JOB: Take the line that contains "What does this" as the first line and the final line of the records as the last; return exactly those lines and the lines between.

Extracted records:
------

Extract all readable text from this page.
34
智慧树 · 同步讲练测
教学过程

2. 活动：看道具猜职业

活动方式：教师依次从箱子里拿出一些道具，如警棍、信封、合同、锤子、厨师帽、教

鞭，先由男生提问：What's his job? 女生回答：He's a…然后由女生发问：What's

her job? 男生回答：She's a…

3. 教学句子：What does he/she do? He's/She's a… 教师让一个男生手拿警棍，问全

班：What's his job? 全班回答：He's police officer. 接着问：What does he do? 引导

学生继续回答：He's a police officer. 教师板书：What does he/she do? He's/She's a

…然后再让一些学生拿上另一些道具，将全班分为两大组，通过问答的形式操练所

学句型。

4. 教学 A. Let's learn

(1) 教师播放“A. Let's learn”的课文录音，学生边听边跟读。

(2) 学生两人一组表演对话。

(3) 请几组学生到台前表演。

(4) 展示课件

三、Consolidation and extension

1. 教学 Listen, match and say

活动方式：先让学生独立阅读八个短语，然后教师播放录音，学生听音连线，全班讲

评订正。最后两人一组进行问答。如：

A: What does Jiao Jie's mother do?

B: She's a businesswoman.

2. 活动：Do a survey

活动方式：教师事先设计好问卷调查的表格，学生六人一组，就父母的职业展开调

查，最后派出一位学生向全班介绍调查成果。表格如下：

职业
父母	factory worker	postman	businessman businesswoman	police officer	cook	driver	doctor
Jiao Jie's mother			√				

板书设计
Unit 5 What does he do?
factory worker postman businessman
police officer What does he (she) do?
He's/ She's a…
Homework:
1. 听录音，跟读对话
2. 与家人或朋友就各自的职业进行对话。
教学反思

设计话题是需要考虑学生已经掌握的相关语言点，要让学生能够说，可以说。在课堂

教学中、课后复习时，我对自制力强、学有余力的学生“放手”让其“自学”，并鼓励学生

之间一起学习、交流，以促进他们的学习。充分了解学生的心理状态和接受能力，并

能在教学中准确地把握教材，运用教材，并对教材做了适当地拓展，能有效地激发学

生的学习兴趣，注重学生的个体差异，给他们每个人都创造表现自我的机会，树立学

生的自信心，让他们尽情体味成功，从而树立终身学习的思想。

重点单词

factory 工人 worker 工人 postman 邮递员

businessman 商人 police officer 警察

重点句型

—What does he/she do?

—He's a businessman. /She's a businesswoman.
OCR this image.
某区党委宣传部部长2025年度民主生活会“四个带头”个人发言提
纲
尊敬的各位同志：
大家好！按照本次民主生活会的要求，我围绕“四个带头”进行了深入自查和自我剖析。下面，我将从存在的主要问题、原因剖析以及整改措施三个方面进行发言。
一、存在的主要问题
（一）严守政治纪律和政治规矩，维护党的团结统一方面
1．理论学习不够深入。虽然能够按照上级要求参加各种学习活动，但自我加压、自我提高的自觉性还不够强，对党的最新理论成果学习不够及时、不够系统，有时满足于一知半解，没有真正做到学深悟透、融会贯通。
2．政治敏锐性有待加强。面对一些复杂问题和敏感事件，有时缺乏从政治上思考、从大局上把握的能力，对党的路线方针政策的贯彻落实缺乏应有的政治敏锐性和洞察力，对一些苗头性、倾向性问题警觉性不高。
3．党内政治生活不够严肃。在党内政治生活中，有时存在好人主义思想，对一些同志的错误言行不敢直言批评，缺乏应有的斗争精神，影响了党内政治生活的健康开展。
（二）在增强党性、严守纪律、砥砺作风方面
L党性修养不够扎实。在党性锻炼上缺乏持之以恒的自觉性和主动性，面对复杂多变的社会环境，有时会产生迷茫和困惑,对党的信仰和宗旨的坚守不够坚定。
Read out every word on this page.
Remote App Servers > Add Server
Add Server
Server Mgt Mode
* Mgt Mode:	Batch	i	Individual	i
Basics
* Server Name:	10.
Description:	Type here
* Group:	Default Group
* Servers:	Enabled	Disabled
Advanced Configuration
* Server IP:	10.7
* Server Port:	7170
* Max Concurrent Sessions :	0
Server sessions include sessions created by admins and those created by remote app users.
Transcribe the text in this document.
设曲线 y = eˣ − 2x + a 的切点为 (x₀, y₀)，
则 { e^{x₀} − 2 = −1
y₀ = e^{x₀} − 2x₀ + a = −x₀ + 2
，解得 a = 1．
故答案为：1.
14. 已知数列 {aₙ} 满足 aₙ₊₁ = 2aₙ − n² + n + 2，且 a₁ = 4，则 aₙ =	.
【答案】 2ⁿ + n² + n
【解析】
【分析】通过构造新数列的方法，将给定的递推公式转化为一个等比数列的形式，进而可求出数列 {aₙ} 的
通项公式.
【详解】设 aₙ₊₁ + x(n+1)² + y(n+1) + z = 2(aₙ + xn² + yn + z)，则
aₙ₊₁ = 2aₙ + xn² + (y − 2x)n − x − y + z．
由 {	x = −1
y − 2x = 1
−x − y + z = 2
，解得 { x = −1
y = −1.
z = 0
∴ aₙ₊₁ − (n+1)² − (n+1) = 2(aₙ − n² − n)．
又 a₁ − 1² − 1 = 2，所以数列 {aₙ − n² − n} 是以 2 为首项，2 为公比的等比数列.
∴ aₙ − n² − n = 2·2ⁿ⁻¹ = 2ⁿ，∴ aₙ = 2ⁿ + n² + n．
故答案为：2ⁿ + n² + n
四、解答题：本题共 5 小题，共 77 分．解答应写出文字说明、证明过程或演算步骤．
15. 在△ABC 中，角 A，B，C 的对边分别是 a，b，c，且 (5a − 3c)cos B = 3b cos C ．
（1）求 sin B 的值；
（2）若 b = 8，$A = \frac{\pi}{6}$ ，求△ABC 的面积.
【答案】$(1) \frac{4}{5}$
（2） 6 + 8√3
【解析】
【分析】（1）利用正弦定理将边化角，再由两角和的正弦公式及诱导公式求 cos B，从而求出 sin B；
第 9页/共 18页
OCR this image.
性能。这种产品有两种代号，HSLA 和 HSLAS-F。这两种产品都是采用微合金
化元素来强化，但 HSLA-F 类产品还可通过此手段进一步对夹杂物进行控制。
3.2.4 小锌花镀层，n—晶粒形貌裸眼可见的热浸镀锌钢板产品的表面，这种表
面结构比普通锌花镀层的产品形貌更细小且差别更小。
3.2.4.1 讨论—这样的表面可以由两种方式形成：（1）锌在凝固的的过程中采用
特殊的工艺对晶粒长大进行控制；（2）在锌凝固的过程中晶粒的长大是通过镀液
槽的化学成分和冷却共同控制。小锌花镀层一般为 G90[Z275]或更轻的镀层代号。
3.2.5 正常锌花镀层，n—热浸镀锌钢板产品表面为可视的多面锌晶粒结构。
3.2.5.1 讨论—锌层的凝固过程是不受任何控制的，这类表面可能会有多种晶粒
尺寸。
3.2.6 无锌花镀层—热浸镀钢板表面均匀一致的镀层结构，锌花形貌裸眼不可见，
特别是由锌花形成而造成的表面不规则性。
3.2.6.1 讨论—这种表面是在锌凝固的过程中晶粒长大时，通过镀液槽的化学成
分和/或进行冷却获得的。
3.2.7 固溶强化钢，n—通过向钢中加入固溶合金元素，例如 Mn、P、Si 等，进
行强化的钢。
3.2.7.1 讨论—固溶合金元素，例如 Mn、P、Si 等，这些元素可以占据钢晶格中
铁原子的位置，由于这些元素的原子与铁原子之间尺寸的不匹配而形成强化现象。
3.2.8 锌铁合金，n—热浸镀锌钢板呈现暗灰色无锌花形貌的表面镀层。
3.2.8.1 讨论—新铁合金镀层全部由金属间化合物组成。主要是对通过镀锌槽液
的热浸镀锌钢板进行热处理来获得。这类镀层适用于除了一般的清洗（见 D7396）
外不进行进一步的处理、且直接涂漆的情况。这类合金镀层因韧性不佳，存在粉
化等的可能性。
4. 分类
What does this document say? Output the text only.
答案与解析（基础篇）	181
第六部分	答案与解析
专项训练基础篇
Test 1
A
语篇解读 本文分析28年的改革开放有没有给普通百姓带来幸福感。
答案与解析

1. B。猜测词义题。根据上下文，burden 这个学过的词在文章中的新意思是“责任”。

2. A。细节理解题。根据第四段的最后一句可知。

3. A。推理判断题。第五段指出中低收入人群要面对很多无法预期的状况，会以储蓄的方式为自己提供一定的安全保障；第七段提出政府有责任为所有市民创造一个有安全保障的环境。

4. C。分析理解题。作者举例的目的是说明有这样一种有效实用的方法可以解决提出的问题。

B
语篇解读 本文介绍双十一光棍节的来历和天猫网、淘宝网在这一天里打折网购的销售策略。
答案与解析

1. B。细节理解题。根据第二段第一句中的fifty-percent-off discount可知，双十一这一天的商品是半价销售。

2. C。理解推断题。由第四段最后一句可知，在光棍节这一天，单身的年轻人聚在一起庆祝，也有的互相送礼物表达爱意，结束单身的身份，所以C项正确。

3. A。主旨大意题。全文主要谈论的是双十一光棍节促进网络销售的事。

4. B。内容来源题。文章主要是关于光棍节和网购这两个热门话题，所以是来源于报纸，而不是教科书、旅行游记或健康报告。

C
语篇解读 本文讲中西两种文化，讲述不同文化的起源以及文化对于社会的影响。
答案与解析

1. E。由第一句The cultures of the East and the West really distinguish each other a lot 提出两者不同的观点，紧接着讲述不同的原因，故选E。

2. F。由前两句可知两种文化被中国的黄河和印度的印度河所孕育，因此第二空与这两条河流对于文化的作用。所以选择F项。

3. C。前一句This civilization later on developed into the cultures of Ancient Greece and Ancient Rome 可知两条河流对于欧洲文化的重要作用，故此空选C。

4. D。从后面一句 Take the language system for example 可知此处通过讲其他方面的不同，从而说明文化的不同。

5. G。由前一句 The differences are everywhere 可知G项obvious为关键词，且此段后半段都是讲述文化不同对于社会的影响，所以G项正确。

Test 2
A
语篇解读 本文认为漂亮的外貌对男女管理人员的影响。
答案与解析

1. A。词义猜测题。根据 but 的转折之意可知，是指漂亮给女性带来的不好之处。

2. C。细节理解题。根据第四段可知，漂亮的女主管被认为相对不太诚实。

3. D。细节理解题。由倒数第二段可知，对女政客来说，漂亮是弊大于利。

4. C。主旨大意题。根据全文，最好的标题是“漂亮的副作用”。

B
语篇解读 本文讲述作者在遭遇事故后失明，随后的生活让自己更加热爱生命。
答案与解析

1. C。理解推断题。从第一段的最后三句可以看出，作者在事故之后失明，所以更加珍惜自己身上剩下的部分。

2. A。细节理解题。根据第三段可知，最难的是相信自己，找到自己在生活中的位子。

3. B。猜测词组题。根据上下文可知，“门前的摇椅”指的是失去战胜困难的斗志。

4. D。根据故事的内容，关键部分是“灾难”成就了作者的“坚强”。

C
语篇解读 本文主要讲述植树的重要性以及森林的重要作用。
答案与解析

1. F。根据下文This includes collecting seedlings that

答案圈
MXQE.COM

------

SOLUTION TO THE PROBLEM:
What does this document say? Output the text only.
答案与解析（基础篇）	181
第六部分	答案与解析
专项训练基础篇
Test 1
A
语篇解读 本文分析28年的改革开放有没有给普通百姓带来幸福感。
答案与解析

1. B。猜测词义题。根据上下文，burden 这个学过的词在文章中的新意思是“责任”。

2. A。细节理解题。根据第四段的最后一句可知。

3. A。推理判断题。第五段指出中低收入人群要面对很多无法预期的状况，会以储蓄的方式为自己提供一定的安全保障；第七段提出政府有责任为所有市民创造一个有安全保障的环境。

4. C。分析理解题。作者举例的目的是说明有这样一种有效实用的方法可以解决提出的问题。

B
语篇解读 本文介绍双十一光棍节的来历和天猫网、淘宝网在这一天里打折网购的销售策略。
答案与解析

1. B。细节理解题。根据第二段第一句中的fifty-percent-off discount可知，双十一这一天的商品是半价销售。

2. C。理解推断题。由第四段最后一句可知，在光棍节这一天，单身的年轻人聚在一起庆祝，也有的互相送礼物表达爱意，结束单身的身份，所以C项正确。

3. A。主旨大意题。全文主要谈论的是双十一光棍节促进网络销售的事。

4. B。内容来源题。文章主要是关于光棍节和网购这两个热门话题，所以是来源于报纸，而不是教科书、旅行游记或健康报告。

C
语篇解读 本文讲中西两种文化，讲述不同文化的起源以及文化对于社会的影响。
答案与解析

1. E。由第一句The cultures of the East and the West really distinguish each other a lot 提出两者不同的观点，紧接着讲述不同的原因，故选E。

2. F。由前两句可知两种文化被中国的黄河和印度的印度河所孕育，因此第二空与这两条河流对于文化的作用。所以选择F项。

3. C。前一句This civilization later on developed into the cultures of Ancient Greece and Ancient Rome 可知两条河流对于欧洲文化的重要作用，故此空选C。

4. D。从后面一句 Take the language system for example 可知此处通过讲其他方面的不同，从而说明文化的不同。

5. G。由前一句 The differences are everywhere 可知G项obvious为关键词，且此段后半段都是讲述文化不同对于社会的影响，所以G项正确。

Test 2
A
语篇解读 本文认为漂亮的外貌对男女管理人员的影响。
答案与解析

1. A。词义猜测题。根据 but 的转折之意可知，是指漂亮给女性带来的不好之处。

2. C。细节理解题。根据第四段可知，漂亮的女主管被认为相对不太诚实。

3. D。细节理解题。由倒数第二段可知，对女政客来说，漂亮是弊大于利。

4. C。主旨大意题。根据全文，最好的标题是“漂亮的副作用”。

B
语篇解读 本文讲述作者在遭遇事故后失明，随后的生活让自己更加热爱生命。
答案与解析

1. C。理解推断题。从第一段的最后三句可以看出，作者在事故之后失明，所以更加珍惜自己身上剩下的部分。

2. A。细节理解题。根据第三段可知，最难的是相信自己，找到自己在生活中的位子。

3. B。猜测词组题。根据上下文可知，“门前的摇椅”指的是失去战胜困难的斗志。

4. D。根据故事的内容，关键部分是“灾难”成就了作者的“坚强”。

C
语篇解读 本文主要讲述植树的重要性以及森林的重要作用。
答案与解析

1. F。根据下文This includes collecting seedlings that

答案圈
MXQE.COM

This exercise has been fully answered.